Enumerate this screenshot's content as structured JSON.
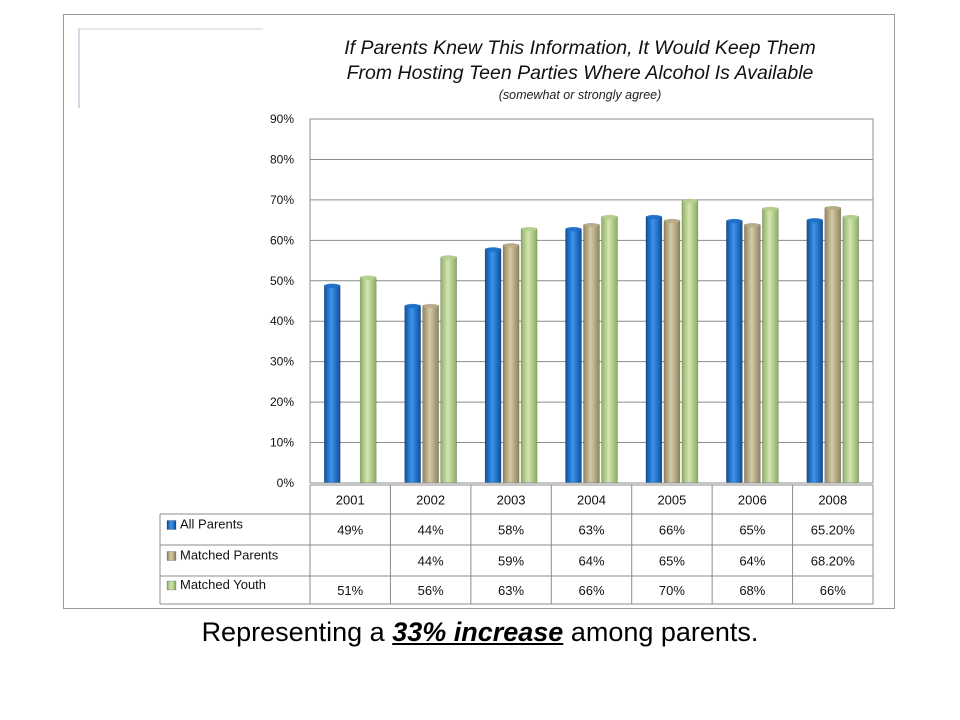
{
  "chart_data": {
    "type": "bar",
    "title_line1": "If Parents Knew This Information, It Would Keep Them",
    "title_line2": "From Hosting Teen Parties Where Alcohol Is Available",
    "subtitle": "(somewhat or strongly agree)",
    "categories": [
      "2001",
      "2002",
      "2003",
      "2004",
      "2005",
      "2006",
      "2008"
    ],
    "y_ticks": [
      "0%",
      "10%",
      "20%",
      "30%",
      "40%",
      "50%",
      "60%",
      "70%",
      "80%",
      "90%"
    ],
    "ylim": [
      0,
      90
    ],
    "grid": true,
    "series": [
      {
        "name": "All Parents",
        "color": "#1e6fc8",
        "values": [
          49,
          44,
          58,
          63,
          66,
          65,
          65.2
        ],
        "labels": [
          "49%",
          "44%",
          "58%",
          "63%",
          "66%",
          "65%",
          "65.20%"
        ]
      },
      {
        "name": "Matched Parents",
        "color": "#b8ab85",
        "values": [
          null,
          44,
          59,
          64,
          65,
          64,
          68.2
        ],
        "labels": [
          "",
          "44%",
          "59%",
          "64%",
          "65%",
          "64%",
          "68.20%"
        ]
      },
      {
        "name": "Matched Youth",
        "color": "#b3cf8c",
        "values": [
          51,
          56,
          63,
          66,
          70,
          68,
          66
        ],
        "labels": [
          "51%",
          "56%",
          "63%",
          "66%",
          "70%",
          "68%",
          "66%"
        ]
      }
    ]
  },
  "caption": {
    "prefix": "Representing a ",
    "emphasis": "33% increase",
    "suffix": " among parents."
  }
}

********

● **YOUR GOAL**:
Copy out each line of the data where the string "name" appears.

● **COMPLETED TASK**:
        "name": "All Parents",
        "name": "Matched Parents",
        "name": "Matched Youth",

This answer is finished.